**Written exercise**
Go through the listing and set it down exactly, leaving out its pictures.

**Data shown**

┄┄┄┄┄┄┄┄┄┄

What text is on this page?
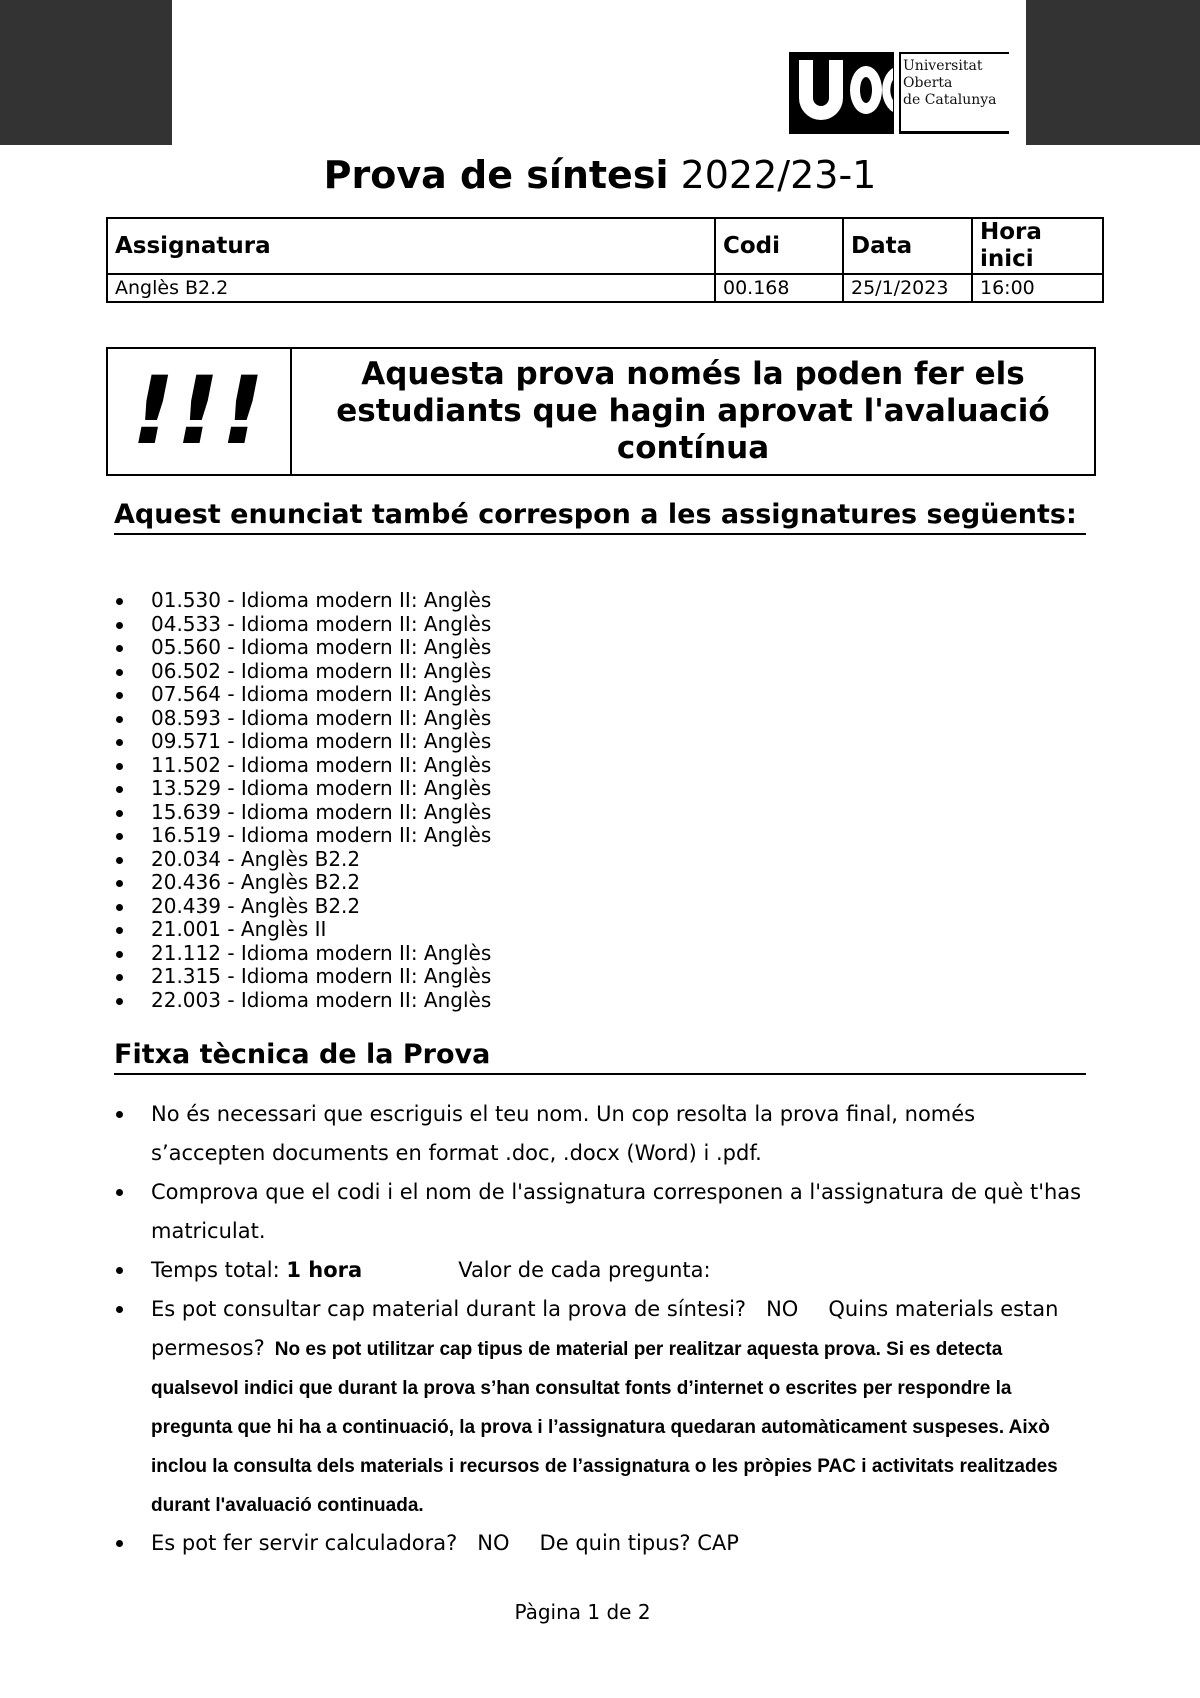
Universitat
Oberta
de Catalunya
Prova de síntesi 2022/23-1
Assignatura	Codi	Data	Hora inici
Anglès B2.2	00.168	25/1/2023	16:00
!!!	Aquesta prova només la poden fer els estudiants que hagin aprovat l'avaluació contínua
Aquest enunciat també correspon a les assignatures següents:
01.530 - Idioma modern II: Anglès
04.533 - Idioma modern II: Anglès
05.560 - Idioma modern II: Anglès
06.502 - Idioma modern II: Anglès
07.564 - Idioma modern II: Anglès
08.593 - Idioma modern II: Anglès
09.571 - Idioma modern II: Anglès
11.502 - Idioma modern II: Anglès
13.529 - Idioma modern II: Anglès
15.639 - Idioma modern II: Anglès
16.519 - Idioma modern II: Anglès
20.034 - Anglès B2.2
20.436 - Anglès B2.2
20.439 - Anglès B2.2
21.001 - Anglès II
21.112 - Idioma modern II: Anglès
21.315 - Idioma modern II: Anglès
22.003 - Idioma modern II: Anglès
Fitxa tècnica de la Prova
No és necessari que escriguis el teu nom. Un cop resolta la prova final, només s’accepten documents en format .doc, .docx (Word) i .pdf.
Comprova que el codi i el nom de l'assignatura corresponen a l'assignatura de què t'has matriculat.
Temps total: 1 hora	Valor de cada pregunta:
Es pot consultar cap material durant la prova de síntesi? NO Quins materials estan permesos? No es pot utilitzar cap tipus de material per realitzar aquesta prova. Si es detecta qualsevol indici que durant la prova s’han consultat fonts d’internet o escrites per respondre la pregunta que hi ha a continuació, la prova i l’assignatura quedaran automàticament suspeses. Això inclou la consulta dels materials i recursos de l’assignatura o les pròpies PAC i activitats realitzades durant l'avaluació continuada.
Es pot fer servir calculadora? NO De quin tipus? CAP
Pàgina 1 de 2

┄┄┄┄┄┄┄┄┄┄

**Worked answer**
What text is on this page?
Universitat
Oberta
de Catalunya
Prova de síntesi 2022/23-1
Assignatura	Codi	Data	Hora inici
Anglès B2.2	00.168	25/1/2023	16:00
!!!	Aquesta prova només la poden fer els estudiants que hagin aprovat l'avaluació contínua
Aquest enunciat també correspon a les assignatures següents:
01.530 - Idioma modern II: Anglès
04.533 - Idioma modern II: Anglès
05.560 - Idioma modern II: Anglès
06.502 - Idioma modern II: Anglès
07.564 - Idioma modern II: Anglès
08.593 - Idioma modern II: Anglès
09.571 - Idioma modern II: Anglès
11.502 - Idioma modern II: Anglès
13.529 - Idioma modern II: Anglès
15.639 - Idioma modern II: Anglès
16.519 - Idioma modern II: Anglès
20.034 - Anglès B2.2
20.436 - Anglès B2.2
20.439 - Anglès B2.2
21.001 - Anglès II
21.112 - Idioma modern II: Anglès
21.315 - Idioma modern II: Anglès
22.003 - Idioma modern II: Anglès
Fitxa tècnica de la Prova
No és necessari que escriguis el teu nom. Un cop resolta la prova final, només s’accepten documents en format .doc, .docx (Word) i .pdf.
Comprova que el codi i el nom de l'assignatura corresponen a l'assignatura de què t'has matriculat.
Temps total: 1 hora	Valor de cada pregunta:
Es pot consultar cap material durant la prova de síntesi? NO Quins materials estan permesos? No es pot utilitzar cap tipus de material per realitzar aquesta prova. Si es detecta qualsevol indici que durant la prova s’han consultat fonts d’internet o escrites per respondre la pregunta que hi ha a continuació, la prova i l’assignatura quedaran automàticament suspeses. Això inclou la consulta dels materials i recursos de l’assignatura o les pròpies PAC i activitats realitzades durant l'avaluació continuada.
Es pot fer servir calculadora? NO De quin tipus? CAP
Pàgina 1 de 2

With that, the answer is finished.